[Stored data entries]
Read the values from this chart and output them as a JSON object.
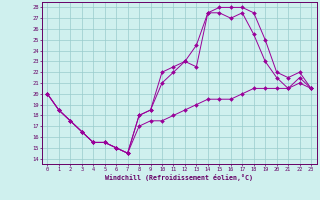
{
  "xlabel": "Windchill (Refroidissement éolien,°C)",
  "background_color": "#cff0ee",
  "line_color": "#990099",
  "grid_color": "#99cccc",
  "xlim": [
    -0.5,
    23.5
  ],
  "ylim": [
    13.5,
    28.5
  ],
  "yticks": [
    14,
    15,
    16,
    17,
    18,
    19,
    20,
    21,
    22,
    23,
    24,
    25,
    26,
    27,
    28
  ],
  "xticks": [
    0,
    1,
    2,
    3,
    4,
    5,
    6,
    7,
    8,
    9,
    10,
    11,
    12,
    13,
    14,
    15,
    16,
    17,
    18,
    19,
    20,
    21,
    22,
    23
  ],
  "curve1_x": [
    0,
    1,
    2,
    3,
    4,
    5,
    6,
    7,
    8,
    9,
    10,
    11,
    12,
    13,
    14,
    15,
    16,
    17,
    18,
    19,
    20,
    21,
    22,
    23
  ],
  "curve1_y": [
    20.0,
    18.5,
    17.5,
    16.5,
    15.5,
    15.5,
    15.0,
    14.5,
    18.0,
    18.5,
    22.0,
    22.5,
    23.0,
    22.5,
    27.5,
    28.0,
    28.0,
    28.0,
    27.5,
    25.0,
    22.0,
    21.5,
    22.0,
    20.5
  ],
  "curve2_x": [
    0,
    1,
    2,
    3,
    4,
    5,
    6,
    7,
    8,
    9,
    10,
    11,
    12,
    13,
    14,
    15,
    16,
    17,
    18,
    19,
    20,
    21,
    22,
    23
  ],
  "curve2_y": [
    20.0,
    18.5,
    17.5,
    16.5,
    15.5,
    15.5,
    15.0,
    14.5,
    18.0,
    18.5,
    21.0,
    22.0,
    23.0,
    24.5,
    27.5,
    27.5,
    27.0,
    27.5,
    25.5,
    23.0,
    21.5,
    20.5,
    21.5,
    20.5
  ],
  "curve3_x": [
    0,
    1,
    2,
    3,
    4,
    5,
    6,
    7,
    8,
    9,
    10,
    11,
    12,
    13,
    14,
    15,
    16,
    17,
    18,
    19,
    20,
    21,
    22,
    23
  ],
  "curve3_y": [
    20.0,
    18.5,
    17.5,
    16.5,
    15.5,
    15.5,
    15.0,
    14.5,
    17.0,
    17.5,
    17.5,
    18.0,
    18.5,
    19.0,
    19.5,
    19.5,
    19.5,
    20.0,
    20.5,
    20.5,
    20.5,
    20.5,
    21.0,
    20.5
  ]
}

→ **Stated task**
Return to the listing above and set it down exactly, leaving out its pictures.

→ **Finished answer**
Read the values from this chart and output them as a JSON object.
{
  "xlabel": "Windchill (Refroidissement éolien,°C)",
  "background_color": "#cff0ee",
  "line_color": "#990099",
  "grid_color": "#99cccc",
  "xlim": [
    -0.5,
    23.5
  ],
  "ylim": [
    13.5,
    28.5
  ],
  "yticks": [
    14,
    15,
    16,
    17,
    18,
    19,
    20,
    21,
    22,
    23,
    24,
    25,
    26,
    27,
    28
  ],
  "xticks": [
    0,
    1,
    2,
    3,
    4,
    5,
    6,
    7,
    8,
    9,
    10,
    11,
    12,
    13,
    14,
    15,
    16,
    17,
    18,
    19,
    20,
    21,
    22,
    23
  ],
  "curve1_x": [
    0,
    1,
    2,
    3,
    4,
    5,
    6,
    7,
    8,
    9,
    10,
    11,
    12,
    13,
    14,
    15,
    16,
    17,
    18,
    19,
    20,
    21,
    22,
    23
  ],
  "curve1_y": [
    20.0,
    18.5,
    17.5,
    16.5,
    15.5,
    15.5,
    15.0,
    14.5,
    18.0,
    18.5,
    22.0,
    22.5,
    23.0,
    22.5,
    27.5,
    28.0,
    28.0,
    28.0,
    27.5,
    25.0,
    22.0,
    21.5,
    22.0,
    20.5
  ],
  "curve2_x": [
    0,
    1,
    2,
    3,
    4,
    5,
    6,
    7,
    8,
    9,
    10,
    11,
    12,
    13,
    14,
    15,
    16,
    17,
    18,
    19,
    20,
    21,
    22,
    23
  ],
  "curve2_y": [
    20.0,
    18.5,
    17.5,
    16.5,
    15.5,
    15.5,
    15.0,
    14.5,
    18.0,
    18.5,
    21.0,
    22.0,
    23.0,
    24.5,
    27.5,
    27.5,
    27.0,
    27.5,
    25.5,
    23.0,
    21.5,
    20.5,
    21.5,
    20.5
  ],
  "curve3_x": [
    0,
    1,
    2,
    3,
    4,
    5,
    6,
    7,
    8,
    9,
    10,
    11,
    12,
    13,
    14,
    15,
    16,
    17,
    18,
    19,
    20,
    21,
    22,
    23
  ],
  "curve3_y": [
    20.0,
    18.5,
    17.5,
    16.5,
    15.5,
    15.5,
    15.0,
    14.5,
    17.0,
    17.5,
    17.5,
    18.0,
    18.5,
    19.0,
    19.5,
    19.5,
    19.5,
    20.0,
    20.5,
    20.5,
    20.5,
    20.5,
    21.0,
    20.5
  ]
}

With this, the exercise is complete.